= EXERCISE DIRECTIONS =
Transcribe all the records exactly and omit any images they hold.

= INFORMATION GIVEN =
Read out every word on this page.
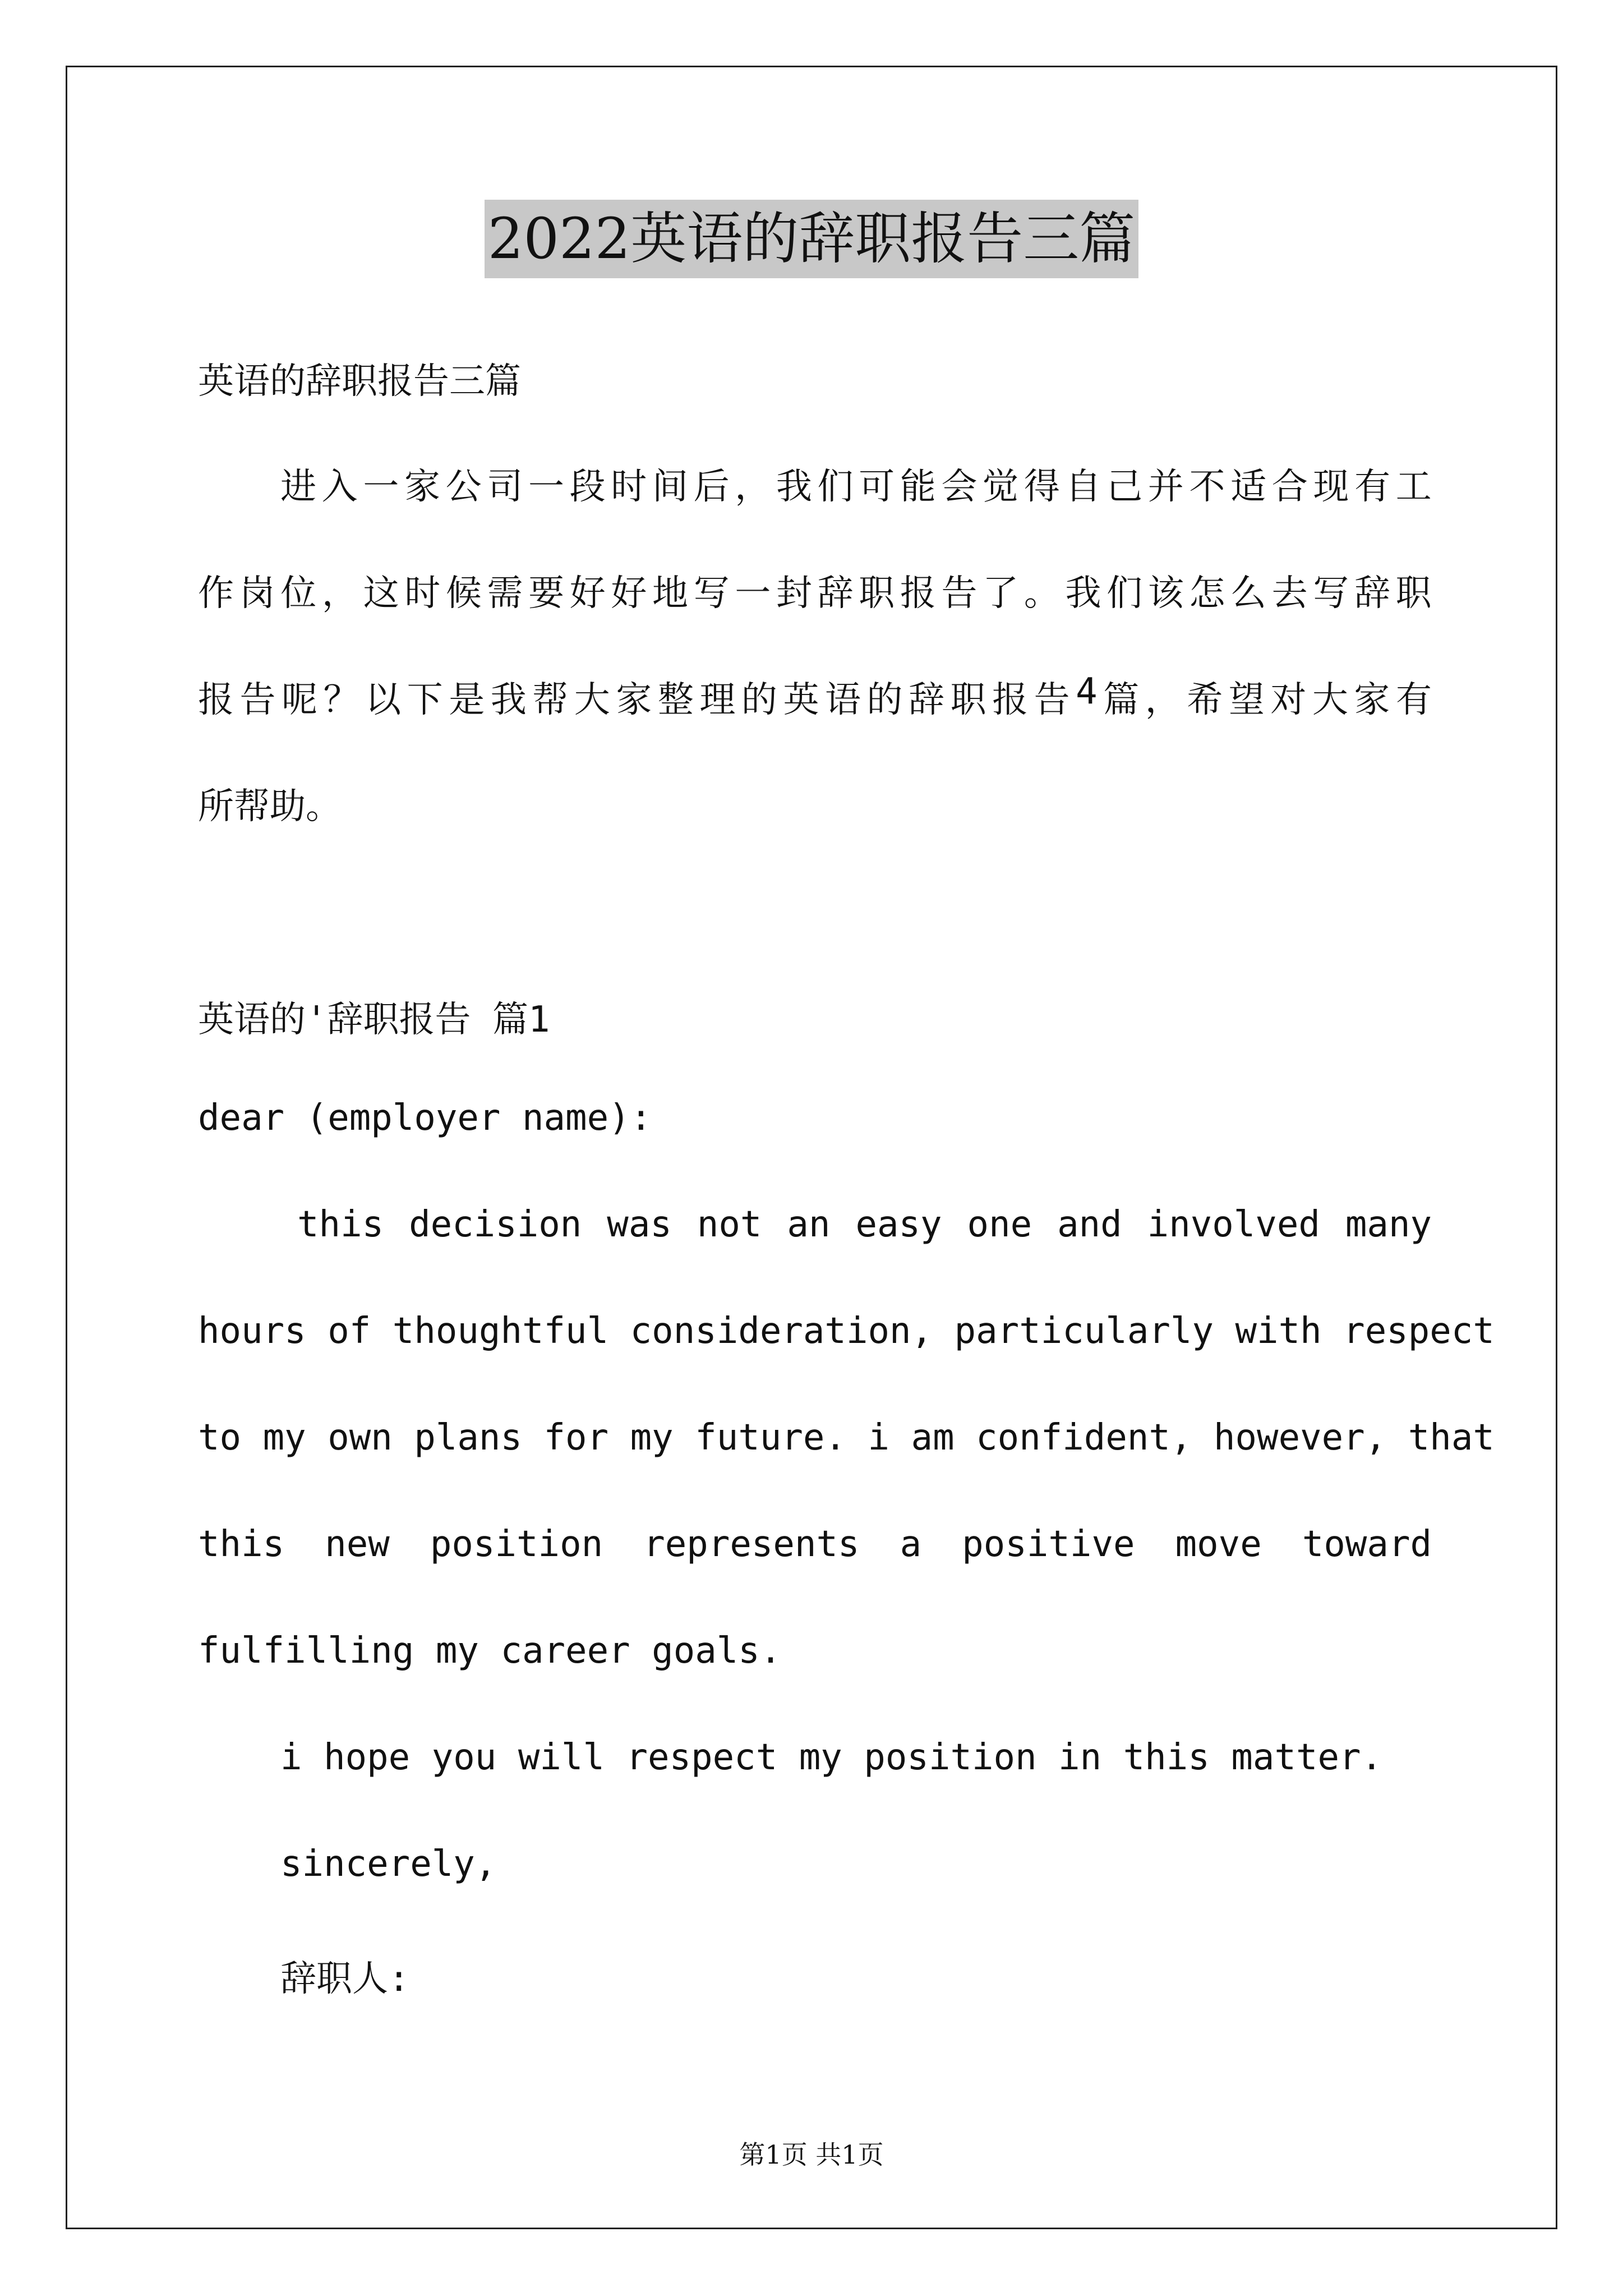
2022英语的辞职报告三篇
英语的辞职报告三篇
进 入 一 家 公 司 一 段 时 间 后 ， 我 们 可 能 会 觉 得 自 己 并 不 适 合 现 有 工
作 岗 位 ， 这 时 候 需 要 好 好 地 写 一 封 辞 职 报 告 了 。 我 们 该 怎 么 去 写 辞 职
报 告 呢 ？ 以 下 是 我 帮 大 家 整 理 的 英 语 的 辞 职 报 告 4 篇 ， 希 望 对 大 家 有
所帮助。
英语的'辞职报告 篇1
dear (employer name):
this decision was not an easy one and involved many
hours of thoughtful consideration, particularly with respect
to my own plans for my future. i am confident, however, that
this new position represents a positive move toward
fulfilling my career goals.
i hope you will respect my position in this matter.
sincerely,
辞职人:
第1页 共1页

= RESULT FOR THIS TASK =
Read out every word on this page.
2022英语的辞职报告三篇
英语的辞职报告三篇
进 入 一 家 公 司 一 段 时 间 后 ， 我 们 可 能 会 觉 得 自 己 并 不 适 合 现 有 工
作 岗 位 ， 这 时 候 需 要 好 好 地 写 一 封 辞 职 报 告 了 。 我 们 该 怎 么 去 写 辞 职
报 告 呢 ？ 以 下 是 我 帮 大 家 整 理 的 英 语 的 辞 职 报 告 4 篇 ， 希 望 对 大 家 有
所帮助。
英语的'辞职报告 篇1
dear (employer name):
this decision was not an easy one and involved many
hours of thoughtful consideration, particularly with respect
to my own plans for my future. i am confident, however, that
this new position represents a positive move toward
fulfilling my career goals.
i hope you will respect my position in this matter.
sincerely,
辞职人:
第1页 共1页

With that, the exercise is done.